Stated exercise => Copy out all of the data exactly as it appears.

Entries shown =>
## Start
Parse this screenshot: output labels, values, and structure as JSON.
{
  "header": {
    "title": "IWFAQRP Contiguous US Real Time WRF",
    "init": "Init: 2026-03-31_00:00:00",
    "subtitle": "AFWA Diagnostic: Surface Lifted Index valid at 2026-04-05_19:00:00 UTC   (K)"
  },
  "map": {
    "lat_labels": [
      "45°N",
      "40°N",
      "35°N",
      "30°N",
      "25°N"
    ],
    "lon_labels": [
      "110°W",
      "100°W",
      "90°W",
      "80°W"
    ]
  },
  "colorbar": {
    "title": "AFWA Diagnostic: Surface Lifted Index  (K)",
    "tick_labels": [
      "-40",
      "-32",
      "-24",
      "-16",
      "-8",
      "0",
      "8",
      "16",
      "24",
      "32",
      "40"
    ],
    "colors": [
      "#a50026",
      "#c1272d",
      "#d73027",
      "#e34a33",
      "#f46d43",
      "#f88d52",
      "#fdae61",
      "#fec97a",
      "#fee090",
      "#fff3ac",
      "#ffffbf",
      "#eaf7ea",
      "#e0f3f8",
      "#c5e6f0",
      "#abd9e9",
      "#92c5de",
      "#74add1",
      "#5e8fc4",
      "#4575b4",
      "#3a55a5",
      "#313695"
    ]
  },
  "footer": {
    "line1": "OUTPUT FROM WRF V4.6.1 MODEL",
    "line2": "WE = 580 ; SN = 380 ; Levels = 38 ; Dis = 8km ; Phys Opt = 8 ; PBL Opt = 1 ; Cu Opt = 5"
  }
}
## End
Result for this task =>
Parse this screenshot: output labels, values, and structure as JSON.
{
  "header": {
    "title": "IWFAQRP Contiguous US Real Time WRF",
    "init": "Init: 2026-03-31_00:00:00",
    "subtitle": "AFWA Diagnostic: Surface Lifted Index valid at 2026-04-05_19:00:00 UTC   (K)"
  },
  "map": {
    "lat_labels": [
      "45°N",
      "40°N",
      "35°N",
      "30°N",
      "25°N"
    ],
    "lon_labels": [
      "110°W",
      "100°W",
      "90°W",
      "80°W"
    ]
  },
  "colorbar": {
    "title": "AFWA Diagnostic: Surface Lifted Index  (K)",
    "tick_labels": [
      "-40",
      "-32",
      "-24",
      "-16",
      "-8",
      "0",
      "8",
      "16",
      "24",
      "32",
      "40"
    ],
    "colors": [
      "#a50026",
      "#c1272d",
      "#d73027",
      "#e34a33",
      "#f46d43",
      "#f88d52",
      "#fdae61",
      "#fec97a",
      "#fee090",
      "#fff3ac",
      "#ffffbf",
      "#eaf7ea",
      "#e0f3f8",
      "#c5e6f0",
      "#abd9e9",
      "#92c5de",
      "#74add1",
      "#5e8fc4",
      "#4575b4",
      "#3a55a5",
      "#313695"
    ]
  },
  "footer": {
    "line1": "OUTPUT FROM WRF V4.6.1 MODEL",
    "line2": "WE = 580 ; SN = 380 ; Levels = 38 ; Dis = 8km ; Phys Opt = 8 ; PBL Opt = 1 ; Cu Opt = 5"
  }
}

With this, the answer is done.